-------- Record extracts
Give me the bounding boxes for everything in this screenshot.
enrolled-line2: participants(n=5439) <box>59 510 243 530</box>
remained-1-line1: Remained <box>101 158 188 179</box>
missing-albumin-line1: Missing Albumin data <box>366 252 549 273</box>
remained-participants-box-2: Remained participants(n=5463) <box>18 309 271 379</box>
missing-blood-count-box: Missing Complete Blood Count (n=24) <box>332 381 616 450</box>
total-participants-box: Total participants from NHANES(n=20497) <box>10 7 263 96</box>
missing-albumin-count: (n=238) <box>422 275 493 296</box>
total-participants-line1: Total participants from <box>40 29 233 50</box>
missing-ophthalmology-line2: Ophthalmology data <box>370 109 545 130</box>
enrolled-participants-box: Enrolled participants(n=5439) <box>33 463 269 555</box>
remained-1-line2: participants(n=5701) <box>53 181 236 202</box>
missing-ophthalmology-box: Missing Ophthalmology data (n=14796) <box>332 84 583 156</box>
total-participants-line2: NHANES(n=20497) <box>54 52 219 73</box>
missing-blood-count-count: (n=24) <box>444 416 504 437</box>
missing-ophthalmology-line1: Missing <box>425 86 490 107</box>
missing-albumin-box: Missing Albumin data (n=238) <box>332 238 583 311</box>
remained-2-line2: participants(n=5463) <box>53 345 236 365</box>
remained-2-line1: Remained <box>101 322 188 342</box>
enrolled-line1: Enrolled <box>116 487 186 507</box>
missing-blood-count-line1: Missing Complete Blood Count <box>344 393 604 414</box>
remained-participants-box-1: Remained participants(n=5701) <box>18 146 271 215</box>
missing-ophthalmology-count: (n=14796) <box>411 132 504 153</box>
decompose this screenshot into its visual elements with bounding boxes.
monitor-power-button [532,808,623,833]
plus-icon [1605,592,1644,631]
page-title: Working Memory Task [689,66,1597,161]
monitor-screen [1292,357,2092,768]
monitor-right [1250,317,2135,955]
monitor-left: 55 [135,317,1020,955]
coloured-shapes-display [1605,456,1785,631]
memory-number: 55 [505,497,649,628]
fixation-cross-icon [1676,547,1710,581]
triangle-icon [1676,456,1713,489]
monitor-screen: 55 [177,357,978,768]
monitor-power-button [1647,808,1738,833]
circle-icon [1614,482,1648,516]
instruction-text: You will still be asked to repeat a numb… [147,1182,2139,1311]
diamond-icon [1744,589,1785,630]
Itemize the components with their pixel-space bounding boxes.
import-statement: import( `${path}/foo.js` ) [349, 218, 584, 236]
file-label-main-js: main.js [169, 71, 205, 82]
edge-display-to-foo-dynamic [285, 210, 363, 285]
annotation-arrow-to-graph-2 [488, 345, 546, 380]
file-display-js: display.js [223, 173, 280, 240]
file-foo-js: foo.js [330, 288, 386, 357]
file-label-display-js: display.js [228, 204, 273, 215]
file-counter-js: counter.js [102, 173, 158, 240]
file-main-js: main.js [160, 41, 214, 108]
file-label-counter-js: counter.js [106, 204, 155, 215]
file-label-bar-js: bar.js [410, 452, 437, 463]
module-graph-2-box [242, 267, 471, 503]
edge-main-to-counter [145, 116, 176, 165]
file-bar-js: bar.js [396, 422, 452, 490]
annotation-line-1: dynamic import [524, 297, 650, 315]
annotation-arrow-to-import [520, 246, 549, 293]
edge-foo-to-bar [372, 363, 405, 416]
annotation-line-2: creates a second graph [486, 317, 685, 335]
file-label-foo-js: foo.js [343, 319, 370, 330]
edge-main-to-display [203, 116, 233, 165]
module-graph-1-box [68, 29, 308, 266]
----------------
**Exercise requirements:**
From the material above, copy out every line that contains the string "enrolled".

**Solution to the problem:**
enrolled-line2: participants(n=5439) <box>59 510 243 530</box>
enrolled-participants-box: Enrolled participants(n=5439) <box>33 463 269 555</box>
enrolled-line1: Enrolled <box>116 487 186 507</box>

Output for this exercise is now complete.